- **DATA IN THIS EXERCISE**
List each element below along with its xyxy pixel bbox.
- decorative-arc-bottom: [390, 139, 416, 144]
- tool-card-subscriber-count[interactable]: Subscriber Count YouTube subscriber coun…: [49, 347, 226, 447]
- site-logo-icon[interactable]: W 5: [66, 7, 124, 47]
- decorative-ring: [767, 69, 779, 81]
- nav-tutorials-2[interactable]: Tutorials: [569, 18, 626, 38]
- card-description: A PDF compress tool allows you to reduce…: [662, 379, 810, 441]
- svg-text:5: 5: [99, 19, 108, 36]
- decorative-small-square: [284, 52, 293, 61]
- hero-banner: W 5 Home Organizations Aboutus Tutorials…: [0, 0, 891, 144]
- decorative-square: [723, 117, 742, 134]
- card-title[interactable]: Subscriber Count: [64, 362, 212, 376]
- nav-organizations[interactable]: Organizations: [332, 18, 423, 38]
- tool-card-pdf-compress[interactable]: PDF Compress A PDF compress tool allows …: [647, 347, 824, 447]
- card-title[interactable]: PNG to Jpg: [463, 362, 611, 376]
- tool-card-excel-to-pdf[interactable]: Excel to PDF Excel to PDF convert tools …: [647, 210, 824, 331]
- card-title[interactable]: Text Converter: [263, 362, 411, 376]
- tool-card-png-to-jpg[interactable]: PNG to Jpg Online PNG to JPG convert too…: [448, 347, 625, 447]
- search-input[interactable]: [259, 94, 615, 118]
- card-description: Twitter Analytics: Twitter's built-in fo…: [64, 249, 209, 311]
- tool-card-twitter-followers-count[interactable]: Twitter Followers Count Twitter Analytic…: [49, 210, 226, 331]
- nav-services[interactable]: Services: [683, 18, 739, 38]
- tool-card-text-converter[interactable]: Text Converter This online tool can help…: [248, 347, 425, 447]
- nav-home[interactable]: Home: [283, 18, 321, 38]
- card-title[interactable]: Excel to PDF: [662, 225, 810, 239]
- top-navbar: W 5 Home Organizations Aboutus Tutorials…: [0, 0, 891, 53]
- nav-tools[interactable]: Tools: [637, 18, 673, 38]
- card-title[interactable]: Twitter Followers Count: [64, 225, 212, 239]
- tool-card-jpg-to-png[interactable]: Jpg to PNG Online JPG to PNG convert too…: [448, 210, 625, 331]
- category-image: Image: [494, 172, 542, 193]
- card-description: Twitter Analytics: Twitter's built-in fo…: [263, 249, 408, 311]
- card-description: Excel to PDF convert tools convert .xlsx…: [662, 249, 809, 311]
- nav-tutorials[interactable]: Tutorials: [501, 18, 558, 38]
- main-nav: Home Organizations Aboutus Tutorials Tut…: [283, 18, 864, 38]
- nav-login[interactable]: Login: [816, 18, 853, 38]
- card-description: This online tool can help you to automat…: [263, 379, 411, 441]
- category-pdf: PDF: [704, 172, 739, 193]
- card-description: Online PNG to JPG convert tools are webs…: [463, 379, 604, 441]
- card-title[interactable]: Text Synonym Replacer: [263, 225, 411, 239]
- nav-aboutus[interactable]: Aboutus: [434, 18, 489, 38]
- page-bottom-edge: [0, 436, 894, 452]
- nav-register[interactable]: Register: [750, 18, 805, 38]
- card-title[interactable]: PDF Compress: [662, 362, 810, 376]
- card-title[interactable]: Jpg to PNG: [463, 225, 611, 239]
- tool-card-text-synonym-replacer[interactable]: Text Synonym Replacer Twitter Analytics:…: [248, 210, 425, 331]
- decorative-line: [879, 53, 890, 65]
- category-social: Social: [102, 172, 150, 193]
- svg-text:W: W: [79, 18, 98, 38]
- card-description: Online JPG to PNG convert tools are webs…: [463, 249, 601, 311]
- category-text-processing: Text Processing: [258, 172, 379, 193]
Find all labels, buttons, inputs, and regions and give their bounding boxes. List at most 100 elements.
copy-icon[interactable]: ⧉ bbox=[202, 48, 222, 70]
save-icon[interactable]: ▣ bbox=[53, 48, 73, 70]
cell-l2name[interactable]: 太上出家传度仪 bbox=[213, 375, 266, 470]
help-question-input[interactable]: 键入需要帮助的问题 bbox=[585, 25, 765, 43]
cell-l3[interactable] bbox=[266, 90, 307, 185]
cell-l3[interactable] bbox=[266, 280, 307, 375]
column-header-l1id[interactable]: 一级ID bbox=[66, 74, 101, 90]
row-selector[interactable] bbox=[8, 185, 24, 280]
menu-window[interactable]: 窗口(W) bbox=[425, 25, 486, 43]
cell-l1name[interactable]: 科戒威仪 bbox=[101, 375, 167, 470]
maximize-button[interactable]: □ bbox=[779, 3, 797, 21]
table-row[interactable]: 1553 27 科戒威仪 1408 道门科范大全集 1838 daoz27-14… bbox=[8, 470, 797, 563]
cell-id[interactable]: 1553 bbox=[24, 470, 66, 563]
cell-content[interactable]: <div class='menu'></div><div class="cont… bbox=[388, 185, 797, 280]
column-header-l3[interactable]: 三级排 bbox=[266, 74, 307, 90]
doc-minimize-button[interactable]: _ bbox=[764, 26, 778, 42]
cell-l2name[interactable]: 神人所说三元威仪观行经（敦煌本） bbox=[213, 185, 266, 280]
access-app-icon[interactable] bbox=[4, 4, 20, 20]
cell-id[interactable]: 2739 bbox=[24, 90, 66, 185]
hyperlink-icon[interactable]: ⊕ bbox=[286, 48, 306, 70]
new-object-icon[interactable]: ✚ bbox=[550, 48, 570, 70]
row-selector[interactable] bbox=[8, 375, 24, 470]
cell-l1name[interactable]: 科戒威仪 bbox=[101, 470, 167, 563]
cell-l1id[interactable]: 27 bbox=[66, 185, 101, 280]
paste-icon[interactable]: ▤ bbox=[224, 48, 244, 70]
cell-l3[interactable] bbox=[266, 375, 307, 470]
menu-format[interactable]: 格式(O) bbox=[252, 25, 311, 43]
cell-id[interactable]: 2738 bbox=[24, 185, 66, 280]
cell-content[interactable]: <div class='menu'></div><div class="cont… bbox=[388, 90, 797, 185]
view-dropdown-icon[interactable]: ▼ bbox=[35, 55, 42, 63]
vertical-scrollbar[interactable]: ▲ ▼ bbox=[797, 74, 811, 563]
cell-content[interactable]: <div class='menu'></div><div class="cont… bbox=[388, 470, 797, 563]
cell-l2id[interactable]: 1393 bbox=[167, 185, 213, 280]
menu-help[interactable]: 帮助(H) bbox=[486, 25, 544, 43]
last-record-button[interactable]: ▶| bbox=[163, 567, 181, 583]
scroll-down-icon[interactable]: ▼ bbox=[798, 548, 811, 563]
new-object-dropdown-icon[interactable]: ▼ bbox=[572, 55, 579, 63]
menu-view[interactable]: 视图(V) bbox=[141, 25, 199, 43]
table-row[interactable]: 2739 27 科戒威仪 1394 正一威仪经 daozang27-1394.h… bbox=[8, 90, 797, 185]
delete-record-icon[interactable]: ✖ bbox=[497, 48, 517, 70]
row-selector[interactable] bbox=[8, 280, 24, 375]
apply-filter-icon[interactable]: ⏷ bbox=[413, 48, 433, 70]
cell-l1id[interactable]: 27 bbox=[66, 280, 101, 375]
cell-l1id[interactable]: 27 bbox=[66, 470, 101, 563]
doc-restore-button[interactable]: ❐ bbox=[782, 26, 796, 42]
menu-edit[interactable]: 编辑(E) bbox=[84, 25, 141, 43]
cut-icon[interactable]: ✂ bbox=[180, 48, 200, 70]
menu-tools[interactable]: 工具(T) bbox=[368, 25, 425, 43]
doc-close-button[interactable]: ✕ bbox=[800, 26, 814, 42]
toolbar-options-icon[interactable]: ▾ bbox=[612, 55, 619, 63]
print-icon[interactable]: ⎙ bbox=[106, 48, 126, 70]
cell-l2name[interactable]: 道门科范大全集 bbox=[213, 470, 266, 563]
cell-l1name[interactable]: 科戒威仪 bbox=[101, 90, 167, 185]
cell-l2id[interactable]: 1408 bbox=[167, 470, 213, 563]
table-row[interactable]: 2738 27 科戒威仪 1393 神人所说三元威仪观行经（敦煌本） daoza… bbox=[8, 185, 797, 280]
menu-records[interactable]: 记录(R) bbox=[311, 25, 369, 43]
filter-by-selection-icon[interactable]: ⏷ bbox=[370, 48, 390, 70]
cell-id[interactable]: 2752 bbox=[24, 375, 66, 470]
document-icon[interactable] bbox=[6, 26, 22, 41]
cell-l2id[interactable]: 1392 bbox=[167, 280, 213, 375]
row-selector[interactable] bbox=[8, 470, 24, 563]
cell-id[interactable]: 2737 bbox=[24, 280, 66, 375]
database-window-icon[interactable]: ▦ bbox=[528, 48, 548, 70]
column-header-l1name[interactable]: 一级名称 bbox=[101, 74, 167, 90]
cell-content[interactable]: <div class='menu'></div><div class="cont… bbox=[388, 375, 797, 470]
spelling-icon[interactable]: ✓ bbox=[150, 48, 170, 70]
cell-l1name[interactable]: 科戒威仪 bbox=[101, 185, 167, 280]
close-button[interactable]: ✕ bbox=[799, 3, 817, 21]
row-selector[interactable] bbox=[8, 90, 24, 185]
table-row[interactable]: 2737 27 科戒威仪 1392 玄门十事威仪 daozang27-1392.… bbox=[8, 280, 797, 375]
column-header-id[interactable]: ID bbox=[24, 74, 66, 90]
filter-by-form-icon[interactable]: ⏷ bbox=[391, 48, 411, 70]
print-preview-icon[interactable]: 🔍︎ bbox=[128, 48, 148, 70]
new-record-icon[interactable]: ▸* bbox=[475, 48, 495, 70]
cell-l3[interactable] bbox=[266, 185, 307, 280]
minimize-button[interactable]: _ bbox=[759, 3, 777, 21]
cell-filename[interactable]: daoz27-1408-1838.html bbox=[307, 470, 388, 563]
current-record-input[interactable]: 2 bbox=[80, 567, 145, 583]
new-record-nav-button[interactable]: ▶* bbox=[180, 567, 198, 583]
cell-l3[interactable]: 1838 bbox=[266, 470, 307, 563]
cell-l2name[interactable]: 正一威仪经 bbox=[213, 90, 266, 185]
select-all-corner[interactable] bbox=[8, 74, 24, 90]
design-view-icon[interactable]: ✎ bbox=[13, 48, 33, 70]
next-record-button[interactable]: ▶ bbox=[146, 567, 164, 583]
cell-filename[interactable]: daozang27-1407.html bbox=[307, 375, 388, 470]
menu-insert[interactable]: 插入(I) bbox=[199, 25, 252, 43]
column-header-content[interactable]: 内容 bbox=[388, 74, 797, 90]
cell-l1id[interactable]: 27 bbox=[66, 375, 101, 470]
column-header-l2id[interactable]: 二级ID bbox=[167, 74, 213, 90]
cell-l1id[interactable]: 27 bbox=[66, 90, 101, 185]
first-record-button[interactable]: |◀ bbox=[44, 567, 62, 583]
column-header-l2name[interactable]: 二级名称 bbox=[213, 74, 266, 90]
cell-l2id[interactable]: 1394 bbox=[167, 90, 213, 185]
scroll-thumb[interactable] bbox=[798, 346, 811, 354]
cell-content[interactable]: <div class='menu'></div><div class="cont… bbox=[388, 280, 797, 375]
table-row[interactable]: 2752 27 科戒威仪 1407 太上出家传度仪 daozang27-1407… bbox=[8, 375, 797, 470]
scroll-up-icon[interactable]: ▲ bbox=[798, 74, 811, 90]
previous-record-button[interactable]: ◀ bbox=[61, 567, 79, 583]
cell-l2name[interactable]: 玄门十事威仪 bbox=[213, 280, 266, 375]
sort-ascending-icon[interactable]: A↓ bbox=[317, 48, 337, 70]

- **SHORT TASK**
Put every line from the start of the records through the line containing "- decorative-small-square: [284, 52, 293, 61]", inclusive, into a JSON list of strings with one string per line and blank lines omitted.

- **SOLVED EXERCISE**
[
  "List each element below along with its xyxy pixel bbox.",
  "- decorative-arc-bottom: [390, 139, 416, 144]",
  "- tool-card-subscriber-count[interactable]: Subscriber Count YouTube subscriber coun…: [49, 347, 226, 447]",
  "- site-logo-icon[interactable]: W 5: [66, 7, 124, 47]",
  "- decorative-ring: [767, 69, 779, 81]",
  "- nav-tutorials-2[interactable]: Tutorials: [569, 18, 626, 38]",
  "- card-description: A PDF compress tool allows you to reduce…: [662, 379, 810, 441]",
  "- svg-text:5: 5: [99, 19, 108, 36]",
  "- decorative-small-square: [284, 52, 293, 61]"
]